• Required work:
Among the lines of these entries, how many hold the word "this"? State only the number.

• Provided records:
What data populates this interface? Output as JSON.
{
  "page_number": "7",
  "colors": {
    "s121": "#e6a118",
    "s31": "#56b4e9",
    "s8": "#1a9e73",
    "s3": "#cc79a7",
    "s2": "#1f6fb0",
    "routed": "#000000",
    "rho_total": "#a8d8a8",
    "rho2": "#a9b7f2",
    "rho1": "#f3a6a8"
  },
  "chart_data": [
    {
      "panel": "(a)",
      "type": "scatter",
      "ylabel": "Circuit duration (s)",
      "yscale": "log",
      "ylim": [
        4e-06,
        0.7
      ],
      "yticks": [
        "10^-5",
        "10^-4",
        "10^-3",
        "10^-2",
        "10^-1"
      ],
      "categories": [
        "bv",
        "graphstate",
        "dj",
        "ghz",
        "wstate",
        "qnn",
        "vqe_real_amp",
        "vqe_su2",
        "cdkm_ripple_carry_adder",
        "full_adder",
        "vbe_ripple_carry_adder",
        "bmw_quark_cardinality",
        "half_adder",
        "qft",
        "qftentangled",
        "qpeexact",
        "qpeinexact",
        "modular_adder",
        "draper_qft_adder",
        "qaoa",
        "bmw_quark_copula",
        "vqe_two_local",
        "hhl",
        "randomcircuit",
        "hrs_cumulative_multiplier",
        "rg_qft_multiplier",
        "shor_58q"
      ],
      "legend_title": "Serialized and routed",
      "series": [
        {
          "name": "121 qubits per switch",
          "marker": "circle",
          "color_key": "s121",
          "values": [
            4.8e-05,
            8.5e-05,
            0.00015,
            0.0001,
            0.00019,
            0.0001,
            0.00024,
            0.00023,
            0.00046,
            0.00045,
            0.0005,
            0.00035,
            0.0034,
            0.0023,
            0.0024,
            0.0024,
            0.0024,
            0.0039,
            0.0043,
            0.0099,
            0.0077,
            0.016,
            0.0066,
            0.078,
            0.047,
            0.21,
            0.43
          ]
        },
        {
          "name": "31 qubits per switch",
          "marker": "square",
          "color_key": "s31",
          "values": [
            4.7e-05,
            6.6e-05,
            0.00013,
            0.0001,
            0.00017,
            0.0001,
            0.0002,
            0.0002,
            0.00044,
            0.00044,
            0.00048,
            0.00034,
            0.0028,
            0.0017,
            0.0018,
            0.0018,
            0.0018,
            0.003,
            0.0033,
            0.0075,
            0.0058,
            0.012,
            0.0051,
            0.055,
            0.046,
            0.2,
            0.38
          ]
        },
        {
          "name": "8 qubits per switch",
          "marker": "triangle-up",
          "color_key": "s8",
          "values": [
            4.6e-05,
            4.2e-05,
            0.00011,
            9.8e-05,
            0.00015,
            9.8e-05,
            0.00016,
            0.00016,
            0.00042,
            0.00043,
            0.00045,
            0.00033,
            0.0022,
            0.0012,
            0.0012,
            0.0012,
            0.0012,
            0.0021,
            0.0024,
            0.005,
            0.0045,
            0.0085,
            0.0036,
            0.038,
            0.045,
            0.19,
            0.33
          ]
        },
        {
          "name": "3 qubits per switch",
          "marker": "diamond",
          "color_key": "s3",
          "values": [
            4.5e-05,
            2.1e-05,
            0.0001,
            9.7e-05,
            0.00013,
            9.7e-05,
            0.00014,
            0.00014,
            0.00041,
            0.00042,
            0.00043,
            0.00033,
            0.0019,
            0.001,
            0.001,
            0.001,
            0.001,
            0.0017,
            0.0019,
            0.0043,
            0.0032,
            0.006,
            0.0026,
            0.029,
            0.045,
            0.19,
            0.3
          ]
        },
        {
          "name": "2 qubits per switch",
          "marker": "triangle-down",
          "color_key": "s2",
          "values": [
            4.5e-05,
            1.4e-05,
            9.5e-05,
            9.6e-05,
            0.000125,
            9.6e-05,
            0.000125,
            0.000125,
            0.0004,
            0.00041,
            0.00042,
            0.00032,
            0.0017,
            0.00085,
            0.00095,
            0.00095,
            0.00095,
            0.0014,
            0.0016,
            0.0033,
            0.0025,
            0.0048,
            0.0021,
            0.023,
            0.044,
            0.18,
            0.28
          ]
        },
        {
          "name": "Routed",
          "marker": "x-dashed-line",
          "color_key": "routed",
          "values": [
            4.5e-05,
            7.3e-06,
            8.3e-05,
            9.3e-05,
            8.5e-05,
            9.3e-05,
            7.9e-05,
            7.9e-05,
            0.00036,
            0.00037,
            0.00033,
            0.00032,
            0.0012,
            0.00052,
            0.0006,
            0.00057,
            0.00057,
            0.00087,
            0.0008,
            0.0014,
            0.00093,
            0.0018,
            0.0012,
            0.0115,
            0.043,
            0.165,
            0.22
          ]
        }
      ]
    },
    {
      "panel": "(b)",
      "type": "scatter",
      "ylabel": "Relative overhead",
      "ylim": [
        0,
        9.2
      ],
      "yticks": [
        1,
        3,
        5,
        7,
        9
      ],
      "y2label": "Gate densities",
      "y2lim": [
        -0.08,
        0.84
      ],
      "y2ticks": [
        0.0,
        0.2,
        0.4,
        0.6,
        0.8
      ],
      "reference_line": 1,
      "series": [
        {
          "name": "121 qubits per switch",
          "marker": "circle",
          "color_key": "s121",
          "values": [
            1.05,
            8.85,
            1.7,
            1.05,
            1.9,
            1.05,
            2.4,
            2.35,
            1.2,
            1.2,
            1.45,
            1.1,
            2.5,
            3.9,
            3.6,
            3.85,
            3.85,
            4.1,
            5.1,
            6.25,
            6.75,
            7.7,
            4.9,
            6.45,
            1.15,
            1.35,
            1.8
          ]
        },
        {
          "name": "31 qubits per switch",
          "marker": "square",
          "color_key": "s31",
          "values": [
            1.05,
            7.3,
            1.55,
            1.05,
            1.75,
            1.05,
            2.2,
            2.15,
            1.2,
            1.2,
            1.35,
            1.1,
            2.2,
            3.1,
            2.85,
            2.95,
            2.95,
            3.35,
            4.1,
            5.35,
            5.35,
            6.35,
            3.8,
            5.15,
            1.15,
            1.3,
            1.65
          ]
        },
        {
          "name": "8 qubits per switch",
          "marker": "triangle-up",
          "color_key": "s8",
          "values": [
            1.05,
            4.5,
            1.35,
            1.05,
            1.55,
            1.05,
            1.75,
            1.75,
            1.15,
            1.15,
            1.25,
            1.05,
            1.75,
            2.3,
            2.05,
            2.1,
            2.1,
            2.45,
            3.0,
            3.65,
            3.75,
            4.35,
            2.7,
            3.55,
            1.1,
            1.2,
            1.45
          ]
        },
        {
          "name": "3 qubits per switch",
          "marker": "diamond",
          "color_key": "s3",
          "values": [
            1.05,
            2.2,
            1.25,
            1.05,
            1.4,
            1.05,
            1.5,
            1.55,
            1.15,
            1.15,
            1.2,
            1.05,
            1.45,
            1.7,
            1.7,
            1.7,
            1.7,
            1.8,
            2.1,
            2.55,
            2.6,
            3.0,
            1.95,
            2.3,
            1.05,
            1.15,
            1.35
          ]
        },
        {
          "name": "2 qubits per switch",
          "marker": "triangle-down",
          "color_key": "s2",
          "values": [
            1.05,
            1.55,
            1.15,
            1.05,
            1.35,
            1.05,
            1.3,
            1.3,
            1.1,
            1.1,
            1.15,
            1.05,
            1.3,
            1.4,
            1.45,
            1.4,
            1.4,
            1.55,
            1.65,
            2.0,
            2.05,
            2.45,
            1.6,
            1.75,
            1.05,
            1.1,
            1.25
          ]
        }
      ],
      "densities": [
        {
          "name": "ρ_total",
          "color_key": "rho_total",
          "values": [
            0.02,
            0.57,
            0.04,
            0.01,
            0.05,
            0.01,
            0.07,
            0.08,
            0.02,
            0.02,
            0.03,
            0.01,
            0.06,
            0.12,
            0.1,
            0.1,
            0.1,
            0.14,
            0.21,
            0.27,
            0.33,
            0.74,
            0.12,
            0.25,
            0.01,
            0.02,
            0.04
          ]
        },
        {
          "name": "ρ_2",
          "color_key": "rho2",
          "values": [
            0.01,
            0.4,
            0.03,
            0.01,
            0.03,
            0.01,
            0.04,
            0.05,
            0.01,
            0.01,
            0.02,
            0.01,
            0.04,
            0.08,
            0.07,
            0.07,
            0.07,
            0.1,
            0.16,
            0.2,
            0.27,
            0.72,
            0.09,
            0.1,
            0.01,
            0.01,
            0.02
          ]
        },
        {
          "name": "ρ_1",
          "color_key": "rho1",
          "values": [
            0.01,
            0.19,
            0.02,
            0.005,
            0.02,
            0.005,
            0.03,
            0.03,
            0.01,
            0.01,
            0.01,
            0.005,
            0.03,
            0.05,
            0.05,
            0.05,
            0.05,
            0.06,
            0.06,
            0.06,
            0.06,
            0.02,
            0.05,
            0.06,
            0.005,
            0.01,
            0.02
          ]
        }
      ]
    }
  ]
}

==

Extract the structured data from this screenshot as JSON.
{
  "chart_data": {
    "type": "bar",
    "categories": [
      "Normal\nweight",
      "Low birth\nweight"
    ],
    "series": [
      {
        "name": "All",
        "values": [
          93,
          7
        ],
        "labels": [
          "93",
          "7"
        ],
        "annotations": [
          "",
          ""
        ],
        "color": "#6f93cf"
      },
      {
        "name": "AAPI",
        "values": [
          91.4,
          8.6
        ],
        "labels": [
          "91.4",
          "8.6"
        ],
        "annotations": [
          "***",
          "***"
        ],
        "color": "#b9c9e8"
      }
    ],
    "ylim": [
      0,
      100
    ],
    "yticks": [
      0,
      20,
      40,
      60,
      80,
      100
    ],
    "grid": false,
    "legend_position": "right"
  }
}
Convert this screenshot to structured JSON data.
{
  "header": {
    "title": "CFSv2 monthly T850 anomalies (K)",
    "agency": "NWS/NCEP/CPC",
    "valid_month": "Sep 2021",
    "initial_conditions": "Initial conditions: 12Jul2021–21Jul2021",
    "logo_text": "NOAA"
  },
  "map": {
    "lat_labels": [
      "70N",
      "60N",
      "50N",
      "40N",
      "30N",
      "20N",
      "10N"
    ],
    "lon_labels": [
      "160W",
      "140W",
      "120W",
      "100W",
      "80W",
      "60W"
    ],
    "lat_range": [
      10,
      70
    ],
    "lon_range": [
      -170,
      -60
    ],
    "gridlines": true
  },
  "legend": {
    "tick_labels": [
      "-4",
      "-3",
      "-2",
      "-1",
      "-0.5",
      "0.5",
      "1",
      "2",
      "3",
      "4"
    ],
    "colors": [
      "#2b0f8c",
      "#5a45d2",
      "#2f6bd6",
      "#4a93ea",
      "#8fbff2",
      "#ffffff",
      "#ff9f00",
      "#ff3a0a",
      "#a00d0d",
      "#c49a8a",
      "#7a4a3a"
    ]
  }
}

• Solution to the problem:
3